- [AIM]: Seek out every line containing the word "name", and copy each.

===== DATA LISTING =====

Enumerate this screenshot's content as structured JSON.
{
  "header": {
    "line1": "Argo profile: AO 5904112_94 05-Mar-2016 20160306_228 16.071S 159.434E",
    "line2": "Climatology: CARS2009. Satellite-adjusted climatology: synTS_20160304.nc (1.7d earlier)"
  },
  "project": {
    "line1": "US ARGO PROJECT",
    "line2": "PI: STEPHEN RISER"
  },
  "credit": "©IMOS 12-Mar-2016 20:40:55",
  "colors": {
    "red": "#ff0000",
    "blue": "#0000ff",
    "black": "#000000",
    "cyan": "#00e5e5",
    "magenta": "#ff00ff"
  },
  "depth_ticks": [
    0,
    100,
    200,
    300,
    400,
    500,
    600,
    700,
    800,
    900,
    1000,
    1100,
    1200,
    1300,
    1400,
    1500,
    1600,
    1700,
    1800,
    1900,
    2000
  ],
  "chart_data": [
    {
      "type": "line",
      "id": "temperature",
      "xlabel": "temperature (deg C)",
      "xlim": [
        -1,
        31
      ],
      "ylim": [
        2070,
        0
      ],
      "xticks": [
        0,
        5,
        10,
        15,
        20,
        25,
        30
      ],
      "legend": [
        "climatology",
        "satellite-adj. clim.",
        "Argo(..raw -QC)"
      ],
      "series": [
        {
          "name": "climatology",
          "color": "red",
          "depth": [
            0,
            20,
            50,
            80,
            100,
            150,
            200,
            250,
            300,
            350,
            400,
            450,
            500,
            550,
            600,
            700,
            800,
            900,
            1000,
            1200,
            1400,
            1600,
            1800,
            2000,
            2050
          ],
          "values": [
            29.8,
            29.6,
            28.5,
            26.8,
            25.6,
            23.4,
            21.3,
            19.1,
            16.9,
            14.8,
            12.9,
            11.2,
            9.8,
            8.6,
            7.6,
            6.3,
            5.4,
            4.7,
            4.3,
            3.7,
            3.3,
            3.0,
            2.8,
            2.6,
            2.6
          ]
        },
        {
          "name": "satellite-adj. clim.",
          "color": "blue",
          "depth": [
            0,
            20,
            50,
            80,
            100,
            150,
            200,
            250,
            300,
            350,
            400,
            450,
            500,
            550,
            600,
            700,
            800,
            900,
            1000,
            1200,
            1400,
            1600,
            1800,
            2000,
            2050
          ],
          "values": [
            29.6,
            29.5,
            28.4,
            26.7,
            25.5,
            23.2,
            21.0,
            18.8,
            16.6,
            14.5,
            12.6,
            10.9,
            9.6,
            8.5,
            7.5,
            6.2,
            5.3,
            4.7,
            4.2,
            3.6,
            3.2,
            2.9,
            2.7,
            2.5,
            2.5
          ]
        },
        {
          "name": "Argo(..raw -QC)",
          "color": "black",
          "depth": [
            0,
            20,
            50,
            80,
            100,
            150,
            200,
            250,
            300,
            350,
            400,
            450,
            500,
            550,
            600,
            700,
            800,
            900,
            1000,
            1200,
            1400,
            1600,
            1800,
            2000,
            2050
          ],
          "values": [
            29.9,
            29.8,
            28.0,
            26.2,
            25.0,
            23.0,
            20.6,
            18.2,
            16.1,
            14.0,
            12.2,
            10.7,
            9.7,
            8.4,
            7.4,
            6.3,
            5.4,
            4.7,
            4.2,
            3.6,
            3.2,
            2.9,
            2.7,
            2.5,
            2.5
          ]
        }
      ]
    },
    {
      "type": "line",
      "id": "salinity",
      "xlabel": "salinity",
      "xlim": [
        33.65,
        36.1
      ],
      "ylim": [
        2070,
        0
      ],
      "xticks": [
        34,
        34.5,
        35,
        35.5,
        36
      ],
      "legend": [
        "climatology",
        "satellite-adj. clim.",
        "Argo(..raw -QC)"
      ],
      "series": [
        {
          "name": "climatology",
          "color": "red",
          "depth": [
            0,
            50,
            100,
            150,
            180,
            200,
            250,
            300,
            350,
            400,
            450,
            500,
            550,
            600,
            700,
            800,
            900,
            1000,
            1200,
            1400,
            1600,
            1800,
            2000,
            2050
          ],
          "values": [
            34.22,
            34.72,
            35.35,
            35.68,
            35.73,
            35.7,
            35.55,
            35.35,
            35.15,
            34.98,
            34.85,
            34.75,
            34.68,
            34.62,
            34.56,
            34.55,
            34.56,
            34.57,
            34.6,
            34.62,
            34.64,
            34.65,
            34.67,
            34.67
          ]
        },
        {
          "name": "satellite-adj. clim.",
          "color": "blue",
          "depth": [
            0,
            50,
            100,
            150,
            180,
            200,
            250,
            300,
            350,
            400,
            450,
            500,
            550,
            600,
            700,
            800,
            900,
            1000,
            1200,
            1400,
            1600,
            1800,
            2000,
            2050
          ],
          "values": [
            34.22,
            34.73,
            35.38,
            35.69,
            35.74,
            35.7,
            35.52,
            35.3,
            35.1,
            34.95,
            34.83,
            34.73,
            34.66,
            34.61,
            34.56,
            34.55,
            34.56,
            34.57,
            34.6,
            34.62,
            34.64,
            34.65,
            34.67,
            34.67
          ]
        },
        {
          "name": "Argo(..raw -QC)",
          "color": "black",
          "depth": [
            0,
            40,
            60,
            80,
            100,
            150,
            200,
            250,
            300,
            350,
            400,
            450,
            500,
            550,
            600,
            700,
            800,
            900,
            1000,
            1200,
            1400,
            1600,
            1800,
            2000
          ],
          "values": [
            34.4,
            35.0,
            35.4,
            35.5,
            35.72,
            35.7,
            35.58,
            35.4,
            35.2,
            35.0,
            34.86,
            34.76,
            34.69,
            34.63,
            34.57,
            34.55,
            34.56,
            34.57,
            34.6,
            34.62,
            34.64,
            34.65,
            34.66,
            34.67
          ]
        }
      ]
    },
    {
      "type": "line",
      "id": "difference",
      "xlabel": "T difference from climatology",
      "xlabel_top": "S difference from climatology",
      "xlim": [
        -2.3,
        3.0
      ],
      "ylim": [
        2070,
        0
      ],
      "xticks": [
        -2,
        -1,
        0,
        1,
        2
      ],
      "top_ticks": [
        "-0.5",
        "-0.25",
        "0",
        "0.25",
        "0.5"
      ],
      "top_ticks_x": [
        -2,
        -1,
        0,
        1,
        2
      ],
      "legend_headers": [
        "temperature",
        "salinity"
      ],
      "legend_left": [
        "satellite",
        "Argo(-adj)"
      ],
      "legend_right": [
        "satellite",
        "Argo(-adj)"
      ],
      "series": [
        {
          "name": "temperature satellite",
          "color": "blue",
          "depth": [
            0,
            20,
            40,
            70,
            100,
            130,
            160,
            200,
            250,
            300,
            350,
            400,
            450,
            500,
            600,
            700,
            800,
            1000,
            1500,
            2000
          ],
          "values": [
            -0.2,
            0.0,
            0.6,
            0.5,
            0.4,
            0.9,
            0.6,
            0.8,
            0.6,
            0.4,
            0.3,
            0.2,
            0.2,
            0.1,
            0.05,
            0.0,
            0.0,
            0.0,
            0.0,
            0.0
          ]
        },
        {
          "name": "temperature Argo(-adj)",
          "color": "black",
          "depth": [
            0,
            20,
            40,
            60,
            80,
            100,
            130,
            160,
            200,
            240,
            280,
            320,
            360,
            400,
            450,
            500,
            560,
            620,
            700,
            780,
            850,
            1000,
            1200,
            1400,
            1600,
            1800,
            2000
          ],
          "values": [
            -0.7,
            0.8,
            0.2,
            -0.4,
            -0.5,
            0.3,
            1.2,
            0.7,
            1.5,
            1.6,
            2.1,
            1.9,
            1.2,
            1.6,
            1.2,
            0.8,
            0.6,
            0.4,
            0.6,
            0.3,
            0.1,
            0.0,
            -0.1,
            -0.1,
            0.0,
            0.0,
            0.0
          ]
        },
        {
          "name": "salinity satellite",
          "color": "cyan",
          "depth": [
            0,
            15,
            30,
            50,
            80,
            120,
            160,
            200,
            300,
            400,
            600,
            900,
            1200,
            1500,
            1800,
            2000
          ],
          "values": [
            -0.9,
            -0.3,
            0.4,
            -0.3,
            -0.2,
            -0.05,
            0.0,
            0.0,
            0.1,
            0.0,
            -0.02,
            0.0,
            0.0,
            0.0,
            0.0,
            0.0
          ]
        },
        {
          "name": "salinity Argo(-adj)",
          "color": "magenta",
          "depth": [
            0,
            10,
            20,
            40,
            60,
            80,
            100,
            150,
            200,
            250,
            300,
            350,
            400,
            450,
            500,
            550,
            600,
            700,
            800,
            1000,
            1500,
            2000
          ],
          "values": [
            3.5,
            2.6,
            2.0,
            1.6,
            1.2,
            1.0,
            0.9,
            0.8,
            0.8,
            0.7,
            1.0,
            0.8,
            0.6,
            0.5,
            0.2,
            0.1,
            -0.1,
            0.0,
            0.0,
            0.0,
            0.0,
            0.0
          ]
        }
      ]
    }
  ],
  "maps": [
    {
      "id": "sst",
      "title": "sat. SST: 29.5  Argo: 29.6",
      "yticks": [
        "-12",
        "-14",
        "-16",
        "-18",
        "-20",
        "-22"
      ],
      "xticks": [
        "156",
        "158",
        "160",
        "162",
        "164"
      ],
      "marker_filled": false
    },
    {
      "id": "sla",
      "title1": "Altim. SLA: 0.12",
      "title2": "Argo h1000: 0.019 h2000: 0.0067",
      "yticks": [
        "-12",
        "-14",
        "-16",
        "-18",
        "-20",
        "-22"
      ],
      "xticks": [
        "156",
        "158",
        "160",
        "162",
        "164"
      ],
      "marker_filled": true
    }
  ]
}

=====
===== DATA LISTING =====

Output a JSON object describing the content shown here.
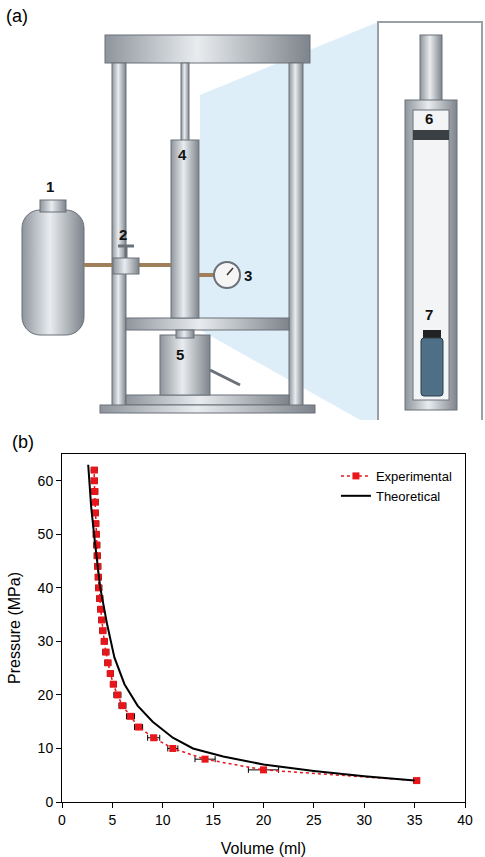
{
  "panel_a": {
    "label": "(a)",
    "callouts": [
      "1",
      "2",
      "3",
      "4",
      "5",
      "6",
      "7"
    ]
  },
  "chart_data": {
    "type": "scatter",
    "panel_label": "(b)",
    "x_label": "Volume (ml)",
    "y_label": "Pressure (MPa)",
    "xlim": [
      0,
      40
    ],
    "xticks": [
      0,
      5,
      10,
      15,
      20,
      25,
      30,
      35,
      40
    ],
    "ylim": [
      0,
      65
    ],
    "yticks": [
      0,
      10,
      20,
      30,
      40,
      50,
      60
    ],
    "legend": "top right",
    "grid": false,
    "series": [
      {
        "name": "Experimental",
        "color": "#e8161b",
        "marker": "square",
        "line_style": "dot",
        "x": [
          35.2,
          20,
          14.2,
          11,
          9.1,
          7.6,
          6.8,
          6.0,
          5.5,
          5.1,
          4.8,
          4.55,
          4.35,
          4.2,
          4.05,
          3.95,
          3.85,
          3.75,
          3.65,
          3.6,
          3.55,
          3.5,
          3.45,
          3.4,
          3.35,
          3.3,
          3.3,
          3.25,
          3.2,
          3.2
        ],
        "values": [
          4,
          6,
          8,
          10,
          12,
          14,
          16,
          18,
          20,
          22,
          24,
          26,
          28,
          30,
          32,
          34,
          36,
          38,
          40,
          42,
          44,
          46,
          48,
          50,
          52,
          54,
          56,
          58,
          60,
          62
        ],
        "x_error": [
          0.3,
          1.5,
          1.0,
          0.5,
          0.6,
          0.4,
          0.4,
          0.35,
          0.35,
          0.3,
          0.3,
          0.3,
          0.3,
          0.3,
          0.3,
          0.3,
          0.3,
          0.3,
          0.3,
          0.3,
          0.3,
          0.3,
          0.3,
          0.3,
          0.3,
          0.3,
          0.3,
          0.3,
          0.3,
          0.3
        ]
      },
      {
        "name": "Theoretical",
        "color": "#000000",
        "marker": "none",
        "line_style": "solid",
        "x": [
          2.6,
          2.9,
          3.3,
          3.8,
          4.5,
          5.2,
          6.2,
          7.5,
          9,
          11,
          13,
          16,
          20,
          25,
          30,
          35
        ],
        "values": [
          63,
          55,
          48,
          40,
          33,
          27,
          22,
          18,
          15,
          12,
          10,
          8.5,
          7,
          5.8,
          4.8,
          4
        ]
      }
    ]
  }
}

=====

- [RESULT OF THIS TASK]:
          "name": "climatology",
          "name": "satellite-adj. clim.",
          "name": "Argo(..raw -QC)",
          "name": "climatology",
          "name": "satellite-adj. clim.",
          "name": "Argo(..raw -QC)",
          "name": "temperature satellite",
          "name": "temperature Argo(-adj)",
          "name": "salinity satellite",
          "name": "salinity Argo(-adj)",
        "name": "Experimental",
        "name": "Theoretical",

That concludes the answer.